§ Set task: Return all lines that include the string "minister".

§ Material for this task:
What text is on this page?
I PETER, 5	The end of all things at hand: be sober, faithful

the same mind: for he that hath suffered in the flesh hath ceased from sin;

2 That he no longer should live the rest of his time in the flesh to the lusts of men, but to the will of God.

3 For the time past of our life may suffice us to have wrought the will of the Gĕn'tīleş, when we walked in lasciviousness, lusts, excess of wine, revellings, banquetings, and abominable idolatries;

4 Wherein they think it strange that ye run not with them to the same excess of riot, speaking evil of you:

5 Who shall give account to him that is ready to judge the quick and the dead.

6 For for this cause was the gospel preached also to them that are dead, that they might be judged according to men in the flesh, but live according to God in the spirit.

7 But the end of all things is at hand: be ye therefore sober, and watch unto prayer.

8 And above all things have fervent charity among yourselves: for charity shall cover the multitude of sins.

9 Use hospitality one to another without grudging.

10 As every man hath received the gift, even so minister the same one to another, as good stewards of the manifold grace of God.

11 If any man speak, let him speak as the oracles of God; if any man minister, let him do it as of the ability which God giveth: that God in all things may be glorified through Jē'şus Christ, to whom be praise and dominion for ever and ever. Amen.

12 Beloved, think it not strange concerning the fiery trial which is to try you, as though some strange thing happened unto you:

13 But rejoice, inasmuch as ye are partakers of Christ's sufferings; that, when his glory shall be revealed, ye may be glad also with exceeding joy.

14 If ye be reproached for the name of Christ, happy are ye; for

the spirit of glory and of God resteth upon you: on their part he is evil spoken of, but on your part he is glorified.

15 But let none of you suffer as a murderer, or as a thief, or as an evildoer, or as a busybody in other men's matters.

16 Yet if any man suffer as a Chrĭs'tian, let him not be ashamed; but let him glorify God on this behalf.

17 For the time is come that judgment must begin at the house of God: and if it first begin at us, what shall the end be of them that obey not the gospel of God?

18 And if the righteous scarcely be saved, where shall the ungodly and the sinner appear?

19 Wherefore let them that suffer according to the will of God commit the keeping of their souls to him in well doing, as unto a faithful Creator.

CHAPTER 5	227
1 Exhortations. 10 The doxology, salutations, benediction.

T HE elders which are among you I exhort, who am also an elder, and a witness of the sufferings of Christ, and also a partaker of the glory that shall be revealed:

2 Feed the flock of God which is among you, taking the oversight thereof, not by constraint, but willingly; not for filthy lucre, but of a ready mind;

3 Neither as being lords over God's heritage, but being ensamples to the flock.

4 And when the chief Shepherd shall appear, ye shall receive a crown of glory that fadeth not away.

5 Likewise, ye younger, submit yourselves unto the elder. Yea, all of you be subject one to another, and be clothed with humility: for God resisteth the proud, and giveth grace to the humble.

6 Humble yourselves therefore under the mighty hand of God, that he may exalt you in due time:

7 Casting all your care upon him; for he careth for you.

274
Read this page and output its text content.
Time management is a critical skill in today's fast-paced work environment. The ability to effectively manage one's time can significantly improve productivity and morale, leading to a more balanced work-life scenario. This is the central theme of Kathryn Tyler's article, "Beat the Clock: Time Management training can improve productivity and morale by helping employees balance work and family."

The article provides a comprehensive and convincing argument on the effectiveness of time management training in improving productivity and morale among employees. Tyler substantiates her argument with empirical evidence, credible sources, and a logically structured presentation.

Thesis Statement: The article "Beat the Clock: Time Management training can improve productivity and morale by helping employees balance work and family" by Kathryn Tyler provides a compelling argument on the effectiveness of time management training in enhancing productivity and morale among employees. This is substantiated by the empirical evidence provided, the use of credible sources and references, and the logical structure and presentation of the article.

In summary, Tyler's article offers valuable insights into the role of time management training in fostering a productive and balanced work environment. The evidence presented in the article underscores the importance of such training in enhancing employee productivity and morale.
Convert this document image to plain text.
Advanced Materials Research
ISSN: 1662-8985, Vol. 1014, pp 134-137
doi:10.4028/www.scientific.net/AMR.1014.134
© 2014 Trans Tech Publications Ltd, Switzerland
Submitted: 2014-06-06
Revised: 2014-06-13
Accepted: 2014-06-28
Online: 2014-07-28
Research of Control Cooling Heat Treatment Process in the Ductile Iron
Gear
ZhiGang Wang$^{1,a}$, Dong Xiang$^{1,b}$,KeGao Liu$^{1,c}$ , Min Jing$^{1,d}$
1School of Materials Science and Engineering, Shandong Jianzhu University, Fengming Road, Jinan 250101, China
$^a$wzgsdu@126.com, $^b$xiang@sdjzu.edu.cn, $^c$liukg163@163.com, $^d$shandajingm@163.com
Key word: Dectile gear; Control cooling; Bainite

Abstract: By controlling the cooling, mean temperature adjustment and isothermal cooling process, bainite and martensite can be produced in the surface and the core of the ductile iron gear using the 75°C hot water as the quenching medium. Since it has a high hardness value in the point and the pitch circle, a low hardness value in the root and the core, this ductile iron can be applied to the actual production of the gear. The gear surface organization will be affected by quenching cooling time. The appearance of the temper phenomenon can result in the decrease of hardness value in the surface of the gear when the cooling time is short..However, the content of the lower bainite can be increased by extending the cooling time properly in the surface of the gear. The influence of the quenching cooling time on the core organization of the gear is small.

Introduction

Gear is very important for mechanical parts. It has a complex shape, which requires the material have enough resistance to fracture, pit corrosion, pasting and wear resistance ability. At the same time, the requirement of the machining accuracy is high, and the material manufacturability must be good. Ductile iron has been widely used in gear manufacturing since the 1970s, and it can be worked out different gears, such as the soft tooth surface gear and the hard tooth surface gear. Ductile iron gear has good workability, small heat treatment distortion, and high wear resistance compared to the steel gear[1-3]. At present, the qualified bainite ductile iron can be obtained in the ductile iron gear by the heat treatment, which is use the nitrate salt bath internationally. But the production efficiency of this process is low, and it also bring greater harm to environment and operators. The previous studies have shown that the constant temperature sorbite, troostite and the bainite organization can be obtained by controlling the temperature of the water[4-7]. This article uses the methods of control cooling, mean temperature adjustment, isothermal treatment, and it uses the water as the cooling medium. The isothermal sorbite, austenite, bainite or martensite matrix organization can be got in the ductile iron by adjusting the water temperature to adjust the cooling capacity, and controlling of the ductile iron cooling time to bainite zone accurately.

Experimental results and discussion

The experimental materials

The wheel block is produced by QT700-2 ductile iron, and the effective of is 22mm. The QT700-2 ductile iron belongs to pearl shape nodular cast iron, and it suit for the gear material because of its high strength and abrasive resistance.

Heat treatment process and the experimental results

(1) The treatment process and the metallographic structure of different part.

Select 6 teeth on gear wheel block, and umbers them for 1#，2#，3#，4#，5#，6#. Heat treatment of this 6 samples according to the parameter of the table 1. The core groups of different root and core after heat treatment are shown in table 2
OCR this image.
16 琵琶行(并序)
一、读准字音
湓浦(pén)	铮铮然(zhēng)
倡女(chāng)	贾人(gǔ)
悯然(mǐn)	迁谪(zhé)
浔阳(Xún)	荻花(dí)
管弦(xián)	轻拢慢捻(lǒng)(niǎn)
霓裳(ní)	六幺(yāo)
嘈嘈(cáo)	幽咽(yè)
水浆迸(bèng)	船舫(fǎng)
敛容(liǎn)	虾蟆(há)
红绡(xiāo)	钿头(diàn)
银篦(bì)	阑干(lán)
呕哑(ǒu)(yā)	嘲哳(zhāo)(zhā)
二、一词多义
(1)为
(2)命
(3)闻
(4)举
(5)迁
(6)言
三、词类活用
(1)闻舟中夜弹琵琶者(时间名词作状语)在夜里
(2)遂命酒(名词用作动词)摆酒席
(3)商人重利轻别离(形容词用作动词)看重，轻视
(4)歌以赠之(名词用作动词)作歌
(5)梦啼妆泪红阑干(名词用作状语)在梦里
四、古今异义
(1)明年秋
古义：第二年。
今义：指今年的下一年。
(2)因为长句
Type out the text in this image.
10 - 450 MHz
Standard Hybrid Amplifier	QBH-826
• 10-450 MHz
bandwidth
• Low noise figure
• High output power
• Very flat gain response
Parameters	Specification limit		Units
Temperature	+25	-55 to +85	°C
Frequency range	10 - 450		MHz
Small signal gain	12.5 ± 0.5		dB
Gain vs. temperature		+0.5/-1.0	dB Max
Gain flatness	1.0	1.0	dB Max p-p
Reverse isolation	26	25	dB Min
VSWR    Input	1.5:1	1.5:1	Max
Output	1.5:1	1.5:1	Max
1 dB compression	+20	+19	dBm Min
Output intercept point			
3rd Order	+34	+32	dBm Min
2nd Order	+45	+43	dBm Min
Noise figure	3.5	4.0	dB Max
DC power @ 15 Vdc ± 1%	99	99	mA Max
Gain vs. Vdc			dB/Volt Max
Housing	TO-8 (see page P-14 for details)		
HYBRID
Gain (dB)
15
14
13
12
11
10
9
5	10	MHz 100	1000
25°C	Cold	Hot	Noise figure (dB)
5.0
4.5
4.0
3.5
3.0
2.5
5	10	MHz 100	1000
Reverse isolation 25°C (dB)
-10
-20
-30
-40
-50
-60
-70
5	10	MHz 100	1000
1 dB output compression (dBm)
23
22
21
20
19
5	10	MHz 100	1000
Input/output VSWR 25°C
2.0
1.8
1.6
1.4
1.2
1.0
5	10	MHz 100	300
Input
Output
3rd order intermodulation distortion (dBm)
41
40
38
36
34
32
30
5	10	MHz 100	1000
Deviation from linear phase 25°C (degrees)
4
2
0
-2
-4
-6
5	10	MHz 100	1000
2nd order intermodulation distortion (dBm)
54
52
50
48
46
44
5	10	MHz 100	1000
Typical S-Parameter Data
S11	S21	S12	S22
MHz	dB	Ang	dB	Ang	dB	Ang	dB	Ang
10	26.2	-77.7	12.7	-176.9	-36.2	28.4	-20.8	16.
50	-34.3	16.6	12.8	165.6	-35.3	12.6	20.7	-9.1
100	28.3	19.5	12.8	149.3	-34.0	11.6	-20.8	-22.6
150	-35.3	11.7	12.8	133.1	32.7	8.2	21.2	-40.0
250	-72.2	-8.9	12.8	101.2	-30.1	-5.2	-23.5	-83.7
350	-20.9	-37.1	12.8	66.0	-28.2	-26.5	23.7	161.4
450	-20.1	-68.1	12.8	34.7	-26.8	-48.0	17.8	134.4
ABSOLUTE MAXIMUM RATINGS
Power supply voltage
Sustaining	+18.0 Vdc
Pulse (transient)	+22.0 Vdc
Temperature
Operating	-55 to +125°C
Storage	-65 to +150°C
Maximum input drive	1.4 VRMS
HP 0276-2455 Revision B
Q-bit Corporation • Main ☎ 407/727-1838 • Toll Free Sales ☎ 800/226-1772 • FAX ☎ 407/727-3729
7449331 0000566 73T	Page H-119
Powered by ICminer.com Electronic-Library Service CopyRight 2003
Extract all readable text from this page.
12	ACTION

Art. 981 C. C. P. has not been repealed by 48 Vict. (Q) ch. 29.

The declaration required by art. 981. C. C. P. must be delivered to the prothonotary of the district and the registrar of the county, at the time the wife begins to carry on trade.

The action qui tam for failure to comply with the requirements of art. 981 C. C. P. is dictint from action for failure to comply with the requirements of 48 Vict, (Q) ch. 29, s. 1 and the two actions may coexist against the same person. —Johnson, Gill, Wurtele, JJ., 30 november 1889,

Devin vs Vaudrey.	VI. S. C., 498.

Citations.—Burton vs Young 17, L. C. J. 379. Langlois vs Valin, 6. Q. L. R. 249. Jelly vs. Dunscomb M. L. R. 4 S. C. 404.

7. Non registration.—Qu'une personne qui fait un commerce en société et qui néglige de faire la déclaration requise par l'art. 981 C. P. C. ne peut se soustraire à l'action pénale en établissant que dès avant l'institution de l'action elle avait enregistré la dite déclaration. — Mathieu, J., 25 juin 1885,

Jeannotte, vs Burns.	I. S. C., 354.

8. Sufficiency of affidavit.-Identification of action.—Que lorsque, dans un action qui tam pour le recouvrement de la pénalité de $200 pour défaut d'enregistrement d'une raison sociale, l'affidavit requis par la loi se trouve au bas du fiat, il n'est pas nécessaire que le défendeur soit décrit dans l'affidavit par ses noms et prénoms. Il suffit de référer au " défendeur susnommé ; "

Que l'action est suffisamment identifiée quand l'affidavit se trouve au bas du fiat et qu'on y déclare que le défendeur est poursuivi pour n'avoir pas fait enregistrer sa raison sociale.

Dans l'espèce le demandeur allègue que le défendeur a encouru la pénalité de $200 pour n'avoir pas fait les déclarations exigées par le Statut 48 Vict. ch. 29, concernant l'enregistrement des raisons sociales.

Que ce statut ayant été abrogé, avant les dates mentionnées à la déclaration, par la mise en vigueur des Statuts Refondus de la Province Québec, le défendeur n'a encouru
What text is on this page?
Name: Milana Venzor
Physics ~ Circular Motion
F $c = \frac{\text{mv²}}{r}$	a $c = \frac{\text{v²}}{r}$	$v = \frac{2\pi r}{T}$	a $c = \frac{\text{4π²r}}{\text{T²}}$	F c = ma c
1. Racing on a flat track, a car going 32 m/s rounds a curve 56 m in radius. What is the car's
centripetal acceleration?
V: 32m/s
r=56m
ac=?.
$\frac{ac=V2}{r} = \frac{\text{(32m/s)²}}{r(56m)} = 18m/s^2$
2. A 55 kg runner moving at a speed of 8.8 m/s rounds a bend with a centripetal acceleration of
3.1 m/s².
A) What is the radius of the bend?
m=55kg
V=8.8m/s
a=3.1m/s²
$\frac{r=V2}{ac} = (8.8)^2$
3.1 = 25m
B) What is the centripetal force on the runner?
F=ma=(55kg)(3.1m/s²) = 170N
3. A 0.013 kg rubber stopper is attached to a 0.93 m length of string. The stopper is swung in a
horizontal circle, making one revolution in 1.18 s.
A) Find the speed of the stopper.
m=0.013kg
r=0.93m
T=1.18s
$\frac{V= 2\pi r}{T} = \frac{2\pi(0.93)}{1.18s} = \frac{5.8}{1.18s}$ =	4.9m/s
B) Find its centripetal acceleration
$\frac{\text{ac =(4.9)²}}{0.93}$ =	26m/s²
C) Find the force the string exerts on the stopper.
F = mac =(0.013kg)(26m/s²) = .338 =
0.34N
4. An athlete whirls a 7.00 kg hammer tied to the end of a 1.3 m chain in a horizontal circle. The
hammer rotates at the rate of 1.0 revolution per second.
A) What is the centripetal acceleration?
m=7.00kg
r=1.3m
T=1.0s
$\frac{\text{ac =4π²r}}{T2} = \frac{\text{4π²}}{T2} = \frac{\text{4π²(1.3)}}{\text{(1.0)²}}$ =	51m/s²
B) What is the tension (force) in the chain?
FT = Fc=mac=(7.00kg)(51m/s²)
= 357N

§ Solution:
10 As every man hath received the gift, even so minister the same one to another, as good stewards of the manifold grace of God.
11 If any man speak, let him speak as the oracles of God; if any man minister, let him do it as of the ability which God giveth: that God in all things may be glorified through Jē'şus Christ, to whom be praise and dominion for ever and ever. Amen.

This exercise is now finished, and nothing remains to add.